** begin INPUT ROWS **
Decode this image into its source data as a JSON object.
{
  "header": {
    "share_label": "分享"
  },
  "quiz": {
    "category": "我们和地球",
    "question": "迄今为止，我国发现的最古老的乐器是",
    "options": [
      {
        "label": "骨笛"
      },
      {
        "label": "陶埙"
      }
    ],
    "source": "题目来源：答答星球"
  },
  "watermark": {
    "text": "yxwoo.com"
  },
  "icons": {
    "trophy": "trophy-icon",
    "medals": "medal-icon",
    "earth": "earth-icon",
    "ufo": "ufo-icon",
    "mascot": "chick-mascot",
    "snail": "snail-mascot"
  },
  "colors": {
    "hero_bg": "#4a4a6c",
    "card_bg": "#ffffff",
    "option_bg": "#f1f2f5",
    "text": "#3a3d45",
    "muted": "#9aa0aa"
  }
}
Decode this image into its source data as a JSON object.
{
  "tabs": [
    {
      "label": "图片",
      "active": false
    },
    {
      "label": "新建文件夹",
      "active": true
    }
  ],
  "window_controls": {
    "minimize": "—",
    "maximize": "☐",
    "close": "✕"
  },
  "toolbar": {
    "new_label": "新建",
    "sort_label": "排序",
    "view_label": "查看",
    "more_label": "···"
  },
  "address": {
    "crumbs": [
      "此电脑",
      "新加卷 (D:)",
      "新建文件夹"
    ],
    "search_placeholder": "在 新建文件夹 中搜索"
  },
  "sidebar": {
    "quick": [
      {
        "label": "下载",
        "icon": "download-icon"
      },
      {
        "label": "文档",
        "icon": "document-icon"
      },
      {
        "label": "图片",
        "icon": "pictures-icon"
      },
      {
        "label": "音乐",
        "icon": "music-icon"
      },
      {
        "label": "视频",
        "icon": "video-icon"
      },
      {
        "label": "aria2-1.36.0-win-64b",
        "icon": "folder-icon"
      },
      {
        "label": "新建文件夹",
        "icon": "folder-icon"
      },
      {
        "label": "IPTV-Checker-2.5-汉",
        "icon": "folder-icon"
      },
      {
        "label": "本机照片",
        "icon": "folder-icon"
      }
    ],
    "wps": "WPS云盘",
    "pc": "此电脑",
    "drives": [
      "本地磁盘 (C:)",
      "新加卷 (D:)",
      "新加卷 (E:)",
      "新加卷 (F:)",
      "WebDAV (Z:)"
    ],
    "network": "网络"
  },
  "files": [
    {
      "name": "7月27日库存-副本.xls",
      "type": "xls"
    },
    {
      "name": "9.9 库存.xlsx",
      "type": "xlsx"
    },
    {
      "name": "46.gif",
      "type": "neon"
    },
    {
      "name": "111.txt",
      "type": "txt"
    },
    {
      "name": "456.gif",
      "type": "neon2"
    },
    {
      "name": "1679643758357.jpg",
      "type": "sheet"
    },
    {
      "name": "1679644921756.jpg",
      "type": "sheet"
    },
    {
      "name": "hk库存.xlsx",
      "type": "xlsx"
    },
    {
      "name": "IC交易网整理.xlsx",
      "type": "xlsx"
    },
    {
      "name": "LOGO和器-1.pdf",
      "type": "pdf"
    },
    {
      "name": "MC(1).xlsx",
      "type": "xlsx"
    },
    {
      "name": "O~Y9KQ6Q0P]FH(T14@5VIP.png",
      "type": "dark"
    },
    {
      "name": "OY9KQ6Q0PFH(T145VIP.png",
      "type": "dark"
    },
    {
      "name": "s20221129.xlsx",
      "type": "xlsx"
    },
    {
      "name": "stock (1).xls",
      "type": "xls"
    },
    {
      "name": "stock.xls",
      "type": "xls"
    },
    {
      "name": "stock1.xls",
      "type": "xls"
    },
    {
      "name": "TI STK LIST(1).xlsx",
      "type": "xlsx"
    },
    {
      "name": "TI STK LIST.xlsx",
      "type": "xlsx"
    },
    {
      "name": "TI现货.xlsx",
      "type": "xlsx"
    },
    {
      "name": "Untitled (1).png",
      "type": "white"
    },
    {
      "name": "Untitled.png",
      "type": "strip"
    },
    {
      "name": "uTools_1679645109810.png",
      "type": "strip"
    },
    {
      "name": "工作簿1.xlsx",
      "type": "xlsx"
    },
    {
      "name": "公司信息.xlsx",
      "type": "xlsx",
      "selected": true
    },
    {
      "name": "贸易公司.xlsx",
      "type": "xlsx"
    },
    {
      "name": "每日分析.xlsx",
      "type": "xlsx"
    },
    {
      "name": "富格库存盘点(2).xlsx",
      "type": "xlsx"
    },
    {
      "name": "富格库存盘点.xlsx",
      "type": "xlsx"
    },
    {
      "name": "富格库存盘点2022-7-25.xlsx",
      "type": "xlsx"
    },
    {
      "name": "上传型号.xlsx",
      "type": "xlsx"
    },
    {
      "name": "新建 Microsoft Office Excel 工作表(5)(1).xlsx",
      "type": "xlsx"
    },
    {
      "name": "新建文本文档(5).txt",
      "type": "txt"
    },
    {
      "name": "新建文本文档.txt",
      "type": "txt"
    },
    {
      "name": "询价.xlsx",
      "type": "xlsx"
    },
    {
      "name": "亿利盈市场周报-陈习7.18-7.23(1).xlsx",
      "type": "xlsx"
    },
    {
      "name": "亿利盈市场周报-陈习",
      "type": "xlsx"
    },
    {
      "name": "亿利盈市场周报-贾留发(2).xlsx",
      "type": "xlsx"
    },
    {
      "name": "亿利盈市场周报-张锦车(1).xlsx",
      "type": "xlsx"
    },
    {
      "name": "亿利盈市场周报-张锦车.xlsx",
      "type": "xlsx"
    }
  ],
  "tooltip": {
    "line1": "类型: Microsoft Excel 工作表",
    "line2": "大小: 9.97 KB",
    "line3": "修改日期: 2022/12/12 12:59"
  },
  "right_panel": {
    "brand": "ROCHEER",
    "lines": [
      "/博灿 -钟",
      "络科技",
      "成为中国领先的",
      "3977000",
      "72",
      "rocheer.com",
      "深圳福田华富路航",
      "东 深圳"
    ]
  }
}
** end INPUT ROWS **
Reproduce all the data word for word.

**FINISHED EXERCISE**
Decode this image into its source data as a JSON object.
{
  "header": {
    "share_label": "分享"
  },
  "quiz": {
    "category": "我们和地球",
    "question": "迄今为止，我国发现的最古老的乐器是",
    "options": [
      {
        "label": "骨笛"
      },
      {
        "label": "陶埙"
      }
    ],
    "source": "题目来源：答答星球"
  },
  "watermark": {
    "text": "yxwoo.com"
  },
  "icons": {
    "trophy": "trophy-icon",
    "medals": "medal-icon",
    "earth": "earth-icon",
    "ufo": "ufo-icon",
    "mascot": "chick-mascot",
    "snail": "snail-mascot"
  },
  "colors": {
    "hero_bg": "#4a4a6c",
    "card_bg": "#ffffff",
    "option_bg": "#f1f2f5",
    "text": "#3a3d45",
    "muted": "#9aa0aa"
  }
}
Decode this image into its source data as a JSON object.
{
  "tabs": [
    {
      "label": "图片",
      "active": false
    },
    {
      "label": "新建文件夹",
      "active": true
    }
  ],
  "window_controls": {
    "minimize": "—",
    "maximize": "☐",
    "close": "✕"
  },
  "toolbar": {
    "new_label": "新建",
    "sort_label": "排序",
    "view_label": "查看",
    "more_label": "···"
  },
  "address": {
    "crumbs": [
      "此电脑",
      "新加卷 (D:)",
      "新建文件夹"
    ],
    "search_placeholder": "在 新建文件夹 中搜索"
  },
  "sidebar": {
    "quick": [
      {
        "label": "下载",
        "icon": "download-icon"
      },
      {
        "label": "文档",
        "icon": "document-icon"
      },
      {
        "label": "图片",
        "icon": "pictures-icon"
      },
      {
        "label": "音乐",
        "icon": "music-icon"
      },
      {
        "label": "视频",
        "icon": "video-icon"
      },
      {
        "label": "aria2-1.36.0-win-64b",
        "icon": "folder-icon"
      },
      {
        "label": "新建文件夹",
        "icon": "folder-icon"
      },
      {
        "label": "IPTV-Checker-2.5-汉",
        "icon": "folder-icon"
      },
      {
        "label": "本机照片",
        "icon": "folder-icon"
      }
    ],
    "wps": "WPS云盘",
    "pc": "此电脑",
    "drives": [
      "本地磁盘 (C:)",
      "新加卷 (D:)",
      "新加卷 (E:)",
      "新加卷 (F:)",
      "WebDAV (Z:)"
    ],
    "network": "网络"
  },
  "files": [
    {
      "name": "7月27日库存-副本.xls",
      "type": "xls"
    },
    {
      "name": "9.9 库存.xlsx",
      "type": "xlsx"
    },
    {
      "name": "46.gif",
      "type": "neon"
    },
    {
      "name": "111.txt",
      "type": "txt"
    },
    {
      "name": "456.gif",
      "type": "neon2"
    },
    {
      "name": "1679643758357.jpg",
      "type": "sheet"
    },
    {
      "name": "1679644921756.jpg",
      "type": "sheet"
    },
    {
      "name": "hk库存.xlsx",
      "type": "xlsx"
    },
    {
      "name": "IC交易网整理.xlsx",
      "type": "xlsx"
    },
    {
      "name": "LOGO和器-1.pdf",
      "type": "pdf"
    },
    {
      "name": "MC(1).xlsx",
      "type": "xlsx"
    },
    {
      "name": "O~Y9KQ6Q0P]FH(T14@5VIP.png",
      "type": "dark"
    },
    {
      "name": "OY9KQ6Q0PFH(T145VIP.png",
      "type": "dark"
    },
    {
      "name": "s20221129.xlsx",
      "type": "xlsx"
    },
    {
      "name": "stock (1).xls",
      "type": "xls"
    },
    {
      "name": "stock.xls",
      "type": "xls"
    },
    {
      "name": "stock1.xls",
      "type": "xls"
    },
    {
      "name": "TI STK LIST(1).xlsx",
      "type": "xlsx"
    },
    {
      "name": "TI STK LIST.xlsx",
      "type": "xlsx"
    },
    {
      "name": "TI现货.xlsx",
      "type": "xlsx"
    },
    {
      "name": "Untitled (1).png",
      "type": "white"
    },
    {
      "name": "Untitled.png",
      "type": "strip"
    },
    {
      "name": "uTools_1679645109810.png",
      "type": "strip"
    },
    {
      "name": "工作簿1.xlsx",
      "type": "xlsx"
    },
    {
      "name": "公司信息.xlsx",
      "type": "xlsx",
      "selected": true
    },
    {
      "name": "贸易公司.xlsx",
      "type": "xlsx"
    },
    {
      "name": "每日分析.xlsx",
      "type": "xlsx"
    },
    {
      "name": "富格库存盘点(2).xlsx",
      "type": "xlsx"
    },
    {
      "name": "富格库存盘点.xlsx",
      "type": "xlsx"
    },
    {
      "name": "富格库存盘点2022-7-25.xlsx",
      "type": "xlsx"
    },
    {
      "name": "上传型号.xlsx",
      "type": "xlsx"
    },
    {
      "name": "新建 Microsoft Office Excel 工作表(5)(1).xlsx",
      "type": "xlsx"
    },
    {
      "name": "新建文本文档(5).txt",
      "type": "txt"
    },
    {
      "name": "新建文本文档.txt",
      "type": "txt"
    },
    {
      "name": "询价.xlsx",
      "type": "xlsx"
    },
    {
      "name": "亿利盈市场周报-陈习7.18-7.23(1).xlsx",
      "type": "xlsx"
    },
    {
      "name": "亿利盈市场周报-陈习",
      "type": "xlsx"
    },
    {
      "name": "亿利盈市场周报-贾留发(2).xlsx",
      "type": "xlsx"
    },
    {
      "name": "亿利盈市场周报-张锦车(1).xlsx",
      "type": "xlsx"
    },
    {
      "name": "亿利盈市场周报-张锦车.xlsx",
      "type": "xlsx"
    }
  ],
  "tooltip": {
    "line1": "类型: Microsoft Excel 工作表",
    "line2": "大小: 9.97 KB",
    "line3": "修改日期: 2022/12/12 12:59"
  },
  "right_panel": {
    "brand": "ROCHEER",
    "lines": [
      "/博灿 -钟",
      "络科技",
      "成为中国领先的",
      "3977000",
      "72",
      "rocheer.com",
      "深圳福田华富路航",
      "东 深圳"
    ]
  }
}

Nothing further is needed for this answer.